▸ **REQUEST**:
Search the material for the string "continuous" and copy each line where it occurs.

------ LISTING ------

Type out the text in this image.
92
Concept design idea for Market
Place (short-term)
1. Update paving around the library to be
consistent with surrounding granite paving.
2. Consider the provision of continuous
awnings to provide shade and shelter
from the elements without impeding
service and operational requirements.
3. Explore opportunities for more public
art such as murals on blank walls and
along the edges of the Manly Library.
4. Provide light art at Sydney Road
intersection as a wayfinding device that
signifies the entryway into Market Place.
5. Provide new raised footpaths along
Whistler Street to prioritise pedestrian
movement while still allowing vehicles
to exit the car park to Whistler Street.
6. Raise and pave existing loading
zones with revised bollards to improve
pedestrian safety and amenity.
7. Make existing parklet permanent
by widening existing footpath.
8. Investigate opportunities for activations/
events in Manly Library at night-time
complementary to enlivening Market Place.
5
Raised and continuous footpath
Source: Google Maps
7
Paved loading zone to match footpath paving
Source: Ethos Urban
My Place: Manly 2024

------

▸ **FULL ANSWER**:
2. Consider the provision of continuous
Raised and continuous footpath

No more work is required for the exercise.